**Aim of the task**:
Where a line of the material contains the string "Projetos", copy that line.

**Records provided**:
================================

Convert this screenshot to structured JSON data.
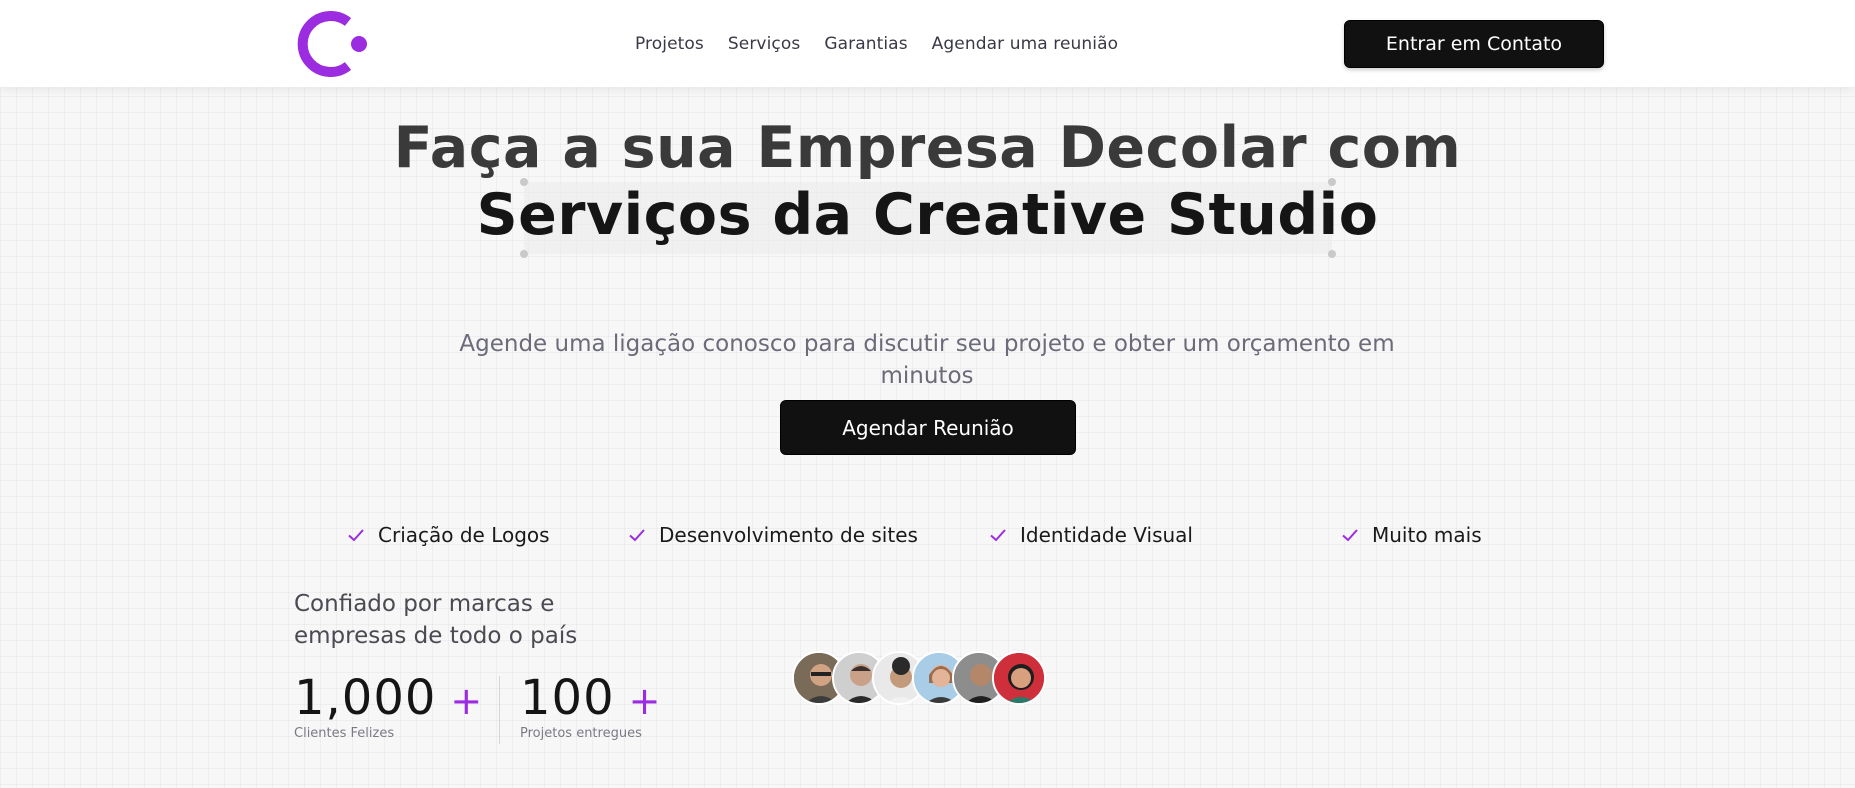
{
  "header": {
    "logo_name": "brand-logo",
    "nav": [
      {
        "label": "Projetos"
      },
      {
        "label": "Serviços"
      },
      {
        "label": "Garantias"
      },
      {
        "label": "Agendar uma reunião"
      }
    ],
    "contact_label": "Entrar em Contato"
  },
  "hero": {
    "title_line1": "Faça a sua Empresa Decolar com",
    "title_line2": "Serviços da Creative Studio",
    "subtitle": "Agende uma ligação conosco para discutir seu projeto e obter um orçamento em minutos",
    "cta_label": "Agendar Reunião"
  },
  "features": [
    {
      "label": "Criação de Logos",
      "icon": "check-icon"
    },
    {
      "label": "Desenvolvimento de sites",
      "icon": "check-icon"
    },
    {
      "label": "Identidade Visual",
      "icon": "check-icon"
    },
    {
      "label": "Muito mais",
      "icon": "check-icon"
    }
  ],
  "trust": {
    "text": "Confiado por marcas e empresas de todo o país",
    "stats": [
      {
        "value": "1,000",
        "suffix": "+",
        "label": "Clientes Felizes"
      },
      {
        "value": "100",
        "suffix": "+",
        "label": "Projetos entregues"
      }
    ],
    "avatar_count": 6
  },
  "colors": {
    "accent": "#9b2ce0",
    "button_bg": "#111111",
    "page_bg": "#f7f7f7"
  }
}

================================

**Exercise answer**:
        "label": "Projetos"
        "label": "Projetos entregues"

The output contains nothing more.